### EXTRACTED INFORMATION

>> begin

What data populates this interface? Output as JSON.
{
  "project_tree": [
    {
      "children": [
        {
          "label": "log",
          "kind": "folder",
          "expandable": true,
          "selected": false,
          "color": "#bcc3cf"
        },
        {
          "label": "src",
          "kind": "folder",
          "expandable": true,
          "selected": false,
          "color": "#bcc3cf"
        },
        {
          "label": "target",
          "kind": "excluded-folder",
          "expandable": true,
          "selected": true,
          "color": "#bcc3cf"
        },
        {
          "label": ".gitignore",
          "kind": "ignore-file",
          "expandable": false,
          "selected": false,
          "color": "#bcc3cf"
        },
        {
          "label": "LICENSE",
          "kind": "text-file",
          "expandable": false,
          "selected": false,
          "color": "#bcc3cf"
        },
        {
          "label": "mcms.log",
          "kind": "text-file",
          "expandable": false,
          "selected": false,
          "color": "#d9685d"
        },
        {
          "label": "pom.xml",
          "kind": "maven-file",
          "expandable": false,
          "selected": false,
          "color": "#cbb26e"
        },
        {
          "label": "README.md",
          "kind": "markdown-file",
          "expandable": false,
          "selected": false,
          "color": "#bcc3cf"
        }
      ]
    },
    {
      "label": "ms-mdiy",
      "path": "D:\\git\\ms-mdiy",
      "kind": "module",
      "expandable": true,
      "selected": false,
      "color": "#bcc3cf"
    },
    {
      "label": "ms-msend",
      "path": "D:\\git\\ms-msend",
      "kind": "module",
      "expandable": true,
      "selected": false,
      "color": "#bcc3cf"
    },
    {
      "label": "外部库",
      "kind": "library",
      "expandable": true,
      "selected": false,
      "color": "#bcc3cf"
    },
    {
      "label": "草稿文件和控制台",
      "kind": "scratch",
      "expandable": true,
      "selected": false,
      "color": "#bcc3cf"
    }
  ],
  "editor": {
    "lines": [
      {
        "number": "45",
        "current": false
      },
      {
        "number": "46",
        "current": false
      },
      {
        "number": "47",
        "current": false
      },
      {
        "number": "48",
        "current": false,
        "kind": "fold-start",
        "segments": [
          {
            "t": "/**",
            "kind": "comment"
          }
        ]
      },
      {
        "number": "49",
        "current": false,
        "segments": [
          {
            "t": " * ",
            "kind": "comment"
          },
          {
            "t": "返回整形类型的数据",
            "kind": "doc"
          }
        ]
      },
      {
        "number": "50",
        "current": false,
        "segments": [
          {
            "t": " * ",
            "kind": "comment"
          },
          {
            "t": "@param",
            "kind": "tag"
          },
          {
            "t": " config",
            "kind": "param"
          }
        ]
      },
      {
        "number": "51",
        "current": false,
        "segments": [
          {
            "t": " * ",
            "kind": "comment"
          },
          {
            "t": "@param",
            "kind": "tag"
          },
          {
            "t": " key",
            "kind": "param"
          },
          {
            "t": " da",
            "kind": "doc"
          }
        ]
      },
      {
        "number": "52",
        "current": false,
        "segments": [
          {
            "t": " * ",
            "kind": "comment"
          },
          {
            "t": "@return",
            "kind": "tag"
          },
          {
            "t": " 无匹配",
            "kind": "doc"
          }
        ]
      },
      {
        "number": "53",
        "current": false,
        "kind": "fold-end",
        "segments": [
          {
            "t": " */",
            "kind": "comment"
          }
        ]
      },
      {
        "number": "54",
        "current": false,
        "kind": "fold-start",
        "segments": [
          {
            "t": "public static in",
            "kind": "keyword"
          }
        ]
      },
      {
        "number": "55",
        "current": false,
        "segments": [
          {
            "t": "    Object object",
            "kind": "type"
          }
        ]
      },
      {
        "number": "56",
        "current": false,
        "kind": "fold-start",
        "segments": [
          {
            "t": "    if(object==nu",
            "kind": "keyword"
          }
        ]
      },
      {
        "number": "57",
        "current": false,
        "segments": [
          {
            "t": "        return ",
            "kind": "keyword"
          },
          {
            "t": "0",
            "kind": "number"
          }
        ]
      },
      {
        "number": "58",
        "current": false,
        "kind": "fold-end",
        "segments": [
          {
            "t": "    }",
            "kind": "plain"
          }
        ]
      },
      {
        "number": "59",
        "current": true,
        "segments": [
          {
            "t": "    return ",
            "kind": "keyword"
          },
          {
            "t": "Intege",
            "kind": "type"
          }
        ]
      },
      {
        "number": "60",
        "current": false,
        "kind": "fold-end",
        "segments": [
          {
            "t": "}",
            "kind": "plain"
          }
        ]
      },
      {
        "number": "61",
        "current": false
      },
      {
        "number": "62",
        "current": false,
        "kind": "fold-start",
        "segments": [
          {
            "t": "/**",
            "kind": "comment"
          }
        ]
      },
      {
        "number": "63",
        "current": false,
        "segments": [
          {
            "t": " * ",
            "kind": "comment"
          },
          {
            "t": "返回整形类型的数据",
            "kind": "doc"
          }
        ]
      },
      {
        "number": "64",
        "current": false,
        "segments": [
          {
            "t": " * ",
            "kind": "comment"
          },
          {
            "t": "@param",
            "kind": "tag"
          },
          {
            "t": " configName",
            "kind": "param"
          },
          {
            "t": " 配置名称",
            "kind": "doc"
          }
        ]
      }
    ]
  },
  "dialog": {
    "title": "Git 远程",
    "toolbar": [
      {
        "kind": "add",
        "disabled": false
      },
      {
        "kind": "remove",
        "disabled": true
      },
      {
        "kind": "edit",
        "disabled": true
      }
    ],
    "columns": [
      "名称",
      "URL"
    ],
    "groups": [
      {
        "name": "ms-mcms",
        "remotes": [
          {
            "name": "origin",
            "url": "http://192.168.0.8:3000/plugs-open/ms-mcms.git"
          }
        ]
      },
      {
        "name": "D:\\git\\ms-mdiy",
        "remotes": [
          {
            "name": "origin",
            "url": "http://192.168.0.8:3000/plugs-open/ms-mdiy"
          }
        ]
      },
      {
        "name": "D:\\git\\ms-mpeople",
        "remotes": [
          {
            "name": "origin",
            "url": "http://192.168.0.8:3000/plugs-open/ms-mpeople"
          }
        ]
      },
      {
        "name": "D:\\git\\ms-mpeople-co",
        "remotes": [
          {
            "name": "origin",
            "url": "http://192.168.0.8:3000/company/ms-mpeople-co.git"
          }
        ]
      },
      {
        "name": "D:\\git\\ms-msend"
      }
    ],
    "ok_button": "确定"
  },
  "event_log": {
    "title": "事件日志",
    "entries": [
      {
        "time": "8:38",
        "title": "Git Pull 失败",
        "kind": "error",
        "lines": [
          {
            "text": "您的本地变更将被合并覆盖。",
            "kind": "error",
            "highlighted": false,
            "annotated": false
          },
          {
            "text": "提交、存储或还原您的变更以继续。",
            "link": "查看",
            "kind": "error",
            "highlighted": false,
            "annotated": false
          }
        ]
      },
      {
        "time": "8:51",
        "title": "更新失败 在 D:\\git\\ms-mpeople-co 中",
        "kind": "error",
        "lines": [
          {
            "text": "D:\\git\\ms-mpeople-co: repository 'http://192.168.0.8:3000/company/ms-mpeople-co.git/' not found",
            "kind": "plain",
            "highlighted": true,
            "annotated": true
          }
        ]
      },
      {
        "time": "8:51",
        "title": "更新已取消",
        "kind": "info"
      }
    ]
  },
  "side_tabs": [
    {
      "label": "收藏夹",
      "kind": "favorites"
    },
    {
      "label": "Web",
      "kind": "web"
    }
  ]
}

>> end

### YOUR TASK
Pull out all lines containing "company".

### SOLUTION TO THIS PROBLEM
            "url": "http://192.168.0.8:3000/company/ms-mpeople-co.git"
            "text": "D:\\git\\ms-mpeople-co: repository 'http://192.168.0.8:3000/company/ms-mpeople-co.git/' not found",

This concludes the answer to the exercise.